◆ **PROBLEM TO WORK ON**
Write out the full listing exactly as given, minus the images.

--- Start RECORDS SHOWN ---

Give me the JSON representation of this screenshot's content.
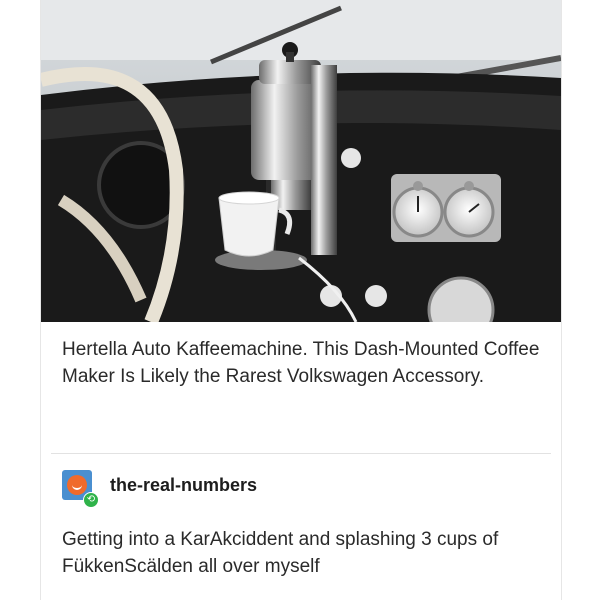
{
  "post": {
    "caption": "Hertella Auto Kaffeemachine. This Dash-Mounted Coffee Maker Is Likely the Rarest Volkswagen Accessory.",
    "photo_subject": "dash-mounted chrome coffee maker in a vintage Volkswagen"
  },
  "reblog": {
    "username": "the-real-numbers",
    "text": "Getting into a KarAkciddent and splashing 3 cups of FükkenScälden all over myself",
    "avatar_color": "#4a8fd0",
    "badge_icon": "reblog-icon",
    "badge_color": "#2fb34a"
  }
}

--- End RECORDS SHOWN ---

◆ **EXERCISE OUTPUT**
Give me the JSON representation of this screenshot's content.
{
  "post": {
    "caption": "Hertella Auto Kaffeemachine. This Dash-Mounted Coffee Maker Is Likely the Rarest Volkswagen Accessory.",
    "photo_subject": "dash-mounted chrome coffee maker in a vintage Volkswagen"
  },
  "reblog": {
    "username": "the-real-numbers",
    "text": "Getting into a KarAkciddent and splashing 3 cups of FükkenScälden all over myself",
    "avatar_color": "#4a8fd0",
    "badge_icon": "reblog-icon",
    "badge_color": "#2fb34a"
  }
}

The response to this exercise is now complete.